(Dataset entries)
-- Start --
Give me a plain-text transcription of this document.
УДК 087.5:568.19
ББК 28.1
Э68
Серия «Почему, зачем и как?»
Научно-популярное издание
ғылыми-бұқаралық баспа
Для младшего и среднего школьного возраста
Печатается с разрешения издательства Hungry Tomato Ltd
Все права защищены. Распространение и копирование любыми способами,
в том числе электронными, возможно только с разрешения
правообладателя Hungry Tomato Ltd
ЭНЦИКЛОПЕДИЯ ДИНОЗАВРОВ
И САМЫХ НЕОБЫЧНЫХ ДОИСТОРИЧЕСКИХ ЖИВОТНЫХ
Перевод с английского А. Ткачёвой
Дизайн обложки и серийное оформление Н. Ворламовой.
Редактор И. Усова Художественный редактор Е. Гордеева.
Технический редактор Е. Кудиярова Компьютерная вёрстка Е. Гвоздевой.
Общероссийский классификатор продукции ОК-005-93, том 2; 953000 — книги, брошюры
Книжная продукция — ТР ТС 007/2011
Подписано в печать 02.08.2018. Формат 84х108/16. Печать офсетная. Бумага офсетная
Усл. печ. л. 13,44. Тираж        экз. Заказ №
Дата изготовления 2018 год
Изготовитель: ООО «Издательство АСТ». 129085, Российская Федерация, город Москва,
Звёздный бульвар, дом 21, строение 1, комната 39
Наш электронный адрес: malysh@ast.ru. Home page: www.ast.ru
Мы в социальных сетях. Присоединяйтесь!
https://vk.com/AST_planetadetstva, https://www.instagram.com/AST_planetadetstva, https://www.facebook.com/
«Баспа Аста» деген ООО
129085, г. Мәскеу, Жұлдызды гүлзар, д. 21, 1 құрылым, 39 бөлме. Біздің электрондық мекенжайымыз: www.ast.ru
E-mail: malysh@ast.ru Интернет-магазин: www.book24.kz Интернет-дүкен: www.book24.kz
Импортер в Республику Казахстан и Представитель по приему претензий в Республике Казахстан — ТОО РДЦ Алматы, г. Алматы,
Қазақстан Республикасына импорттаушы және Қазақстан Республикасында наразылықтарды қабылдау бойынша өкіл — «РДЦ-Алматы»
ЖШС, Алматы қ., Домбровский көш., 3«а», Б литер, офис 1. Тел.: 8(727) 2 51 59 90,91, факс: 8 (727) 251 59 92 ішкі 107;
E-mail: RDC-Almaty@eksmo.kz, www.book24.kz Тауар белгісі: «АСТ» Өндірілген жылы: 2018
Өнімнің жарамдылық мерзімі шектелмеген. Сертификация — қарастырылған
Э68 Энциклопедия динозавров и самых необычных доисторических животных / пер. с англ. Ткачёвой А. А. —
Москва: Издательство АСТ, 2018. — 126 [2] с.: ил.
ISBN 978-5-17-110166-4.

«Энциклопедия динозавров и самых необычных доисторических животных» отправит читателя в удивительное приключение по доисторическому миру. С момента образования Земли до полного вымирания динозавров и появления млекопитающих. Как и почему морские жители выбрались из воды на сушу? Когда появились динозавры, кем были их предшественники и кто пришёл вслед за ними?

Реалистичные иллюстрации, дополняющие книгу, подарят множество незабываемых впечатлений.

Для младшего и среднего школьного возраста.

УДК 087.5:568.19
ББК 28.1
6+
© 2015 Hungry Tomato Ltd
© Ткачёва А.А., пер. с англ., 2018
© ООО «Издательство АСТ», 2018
-- End --
* _WHAT NEEDS TO BE DONE_
Quote each line of the listing above exactly.

* _TASK RESULT_
Give me a plain-text transcription of this document.
УДК 087.5:568.19
ББК 28.1
Э68
Серия «Почему, зачем и как?»
Научно-популярное издание
ғылыми-бұқаралық баспа
Для младшего и среднего школьного возраста
Печатается с разрешения издательства Hungry Tomato Ltd
Все права защищены. Распространение и копирование любыми способами,
в том числе электронными, возможно только с разрешения
правообладателя Hungry Tomato Ltd
ЭНЦИКЛОПЕДИЯ ДИНОЗАВРОВ
И САМЫХ НЕОБЫЧНЫХ ДОИСТОРИЧЕСКИХ ЖИВОТНЫХ
Перевод с английского А. Ткачёвой
Дизайн обложки и серийное оформление Н. Ворламовой.
Редактор И. Усова Художественный редактор Е. Гордеева.
Технический редактор Е. Кудиярова Компьютерная вёрстка Е. Гвоздевой.
Общероссийский классификатор продукции ОК-005-93, том 2; 953000 — книги, брошюры
Книжная продукция — ТР ТС 007/2011
Подписано в печать 02.08.2018. Формат 84х108/16. Печать офсетная. Бумага офсетная
Усл. печ. л. 13,44. Тираж        экз. Заказ №
Дата изготовления 2018 год
Изготовитель: ООО «Издательство АСТ». 129085, Российская Федерация, город Москва,
Звёздный бульвар, дом 21, строение 1, комната 39
Наш электронный адрес: malysh@ast.ru. Home page: www.ast.ru
Мы в социальных сетях. Присоединяйтесь!
https://vk.com/AST_planetadetstva, https://www.instagram.com/AST_planetadetstva, https://www.facebook.com/
«Баспа Аста» деген ООО
129085, г. Мәскеу, Жұлдызды гүлзар, д. 21, 1 құрылым, 39 бөлме. Біздің электрондық мекенжайымыз: www.ast.ru
E-mail: malysh@ast.ru Интернет-магазин: www.book24.kz Интернет-дүкен: www.book24.kz
Импортер в Республику Казахстан и Представитель по приему претензий в Республике Казахстан — ТОО РДЦ Алматы, г. Алматы,
Қазақстан Республикасына импорттаушы және Қазақстан Республикасында наразылықтарды қабылдау бойынша өкіл — «РДЦ-Алматы»
ЖШС, Алматы қ., Домбровский көш., 3«а», Б литер, офис 1. Тел.: 8(727) 2 51 59 90,91, факс: 8 (727) 251 59 92 ішкі 107;
E-mail: RDC-Almaty@eksmo.kz, www.book24.kz Тауар белгісі: «АСТ» Өндірілген жылы: 2018
Өнімнің жарамдылық мерзімі шектелмеген. Сертификация — қарастырылған
Э68 Энциклопедия динозавров и самых необычных доисторических животных / пер. с англ. Ткачёвой А. А. —
Москва: Издательство АСТ, 2018. — 126 [2] с.: ил.
ISBN 978-5-17-110166-4.

«Энциклопедия динозавров и самых необычных доисторических животных» отправит читателя в удивительное приключение по доисторическому миру. С момента образования Земли до полного вымирания динозавров и появления млекопитающих. Как и почему морские жители выбрались из воды на сушу? Когда появились динозавры, кем были их предшественники и кто пришёл вслед за ними?

Реалистичные иллюстрации, дополняющие книгу, подарят множество незабываемых впечатлений.

Для младшего и среднего школьного возраста.

УДК 087.5:568.19
ББК 28.1
6+
© 2015 Hungry Tomato Ltd
© Ткачёва А.А., пер. с англ., 2018
© ООО «Издательство АСТ», 2018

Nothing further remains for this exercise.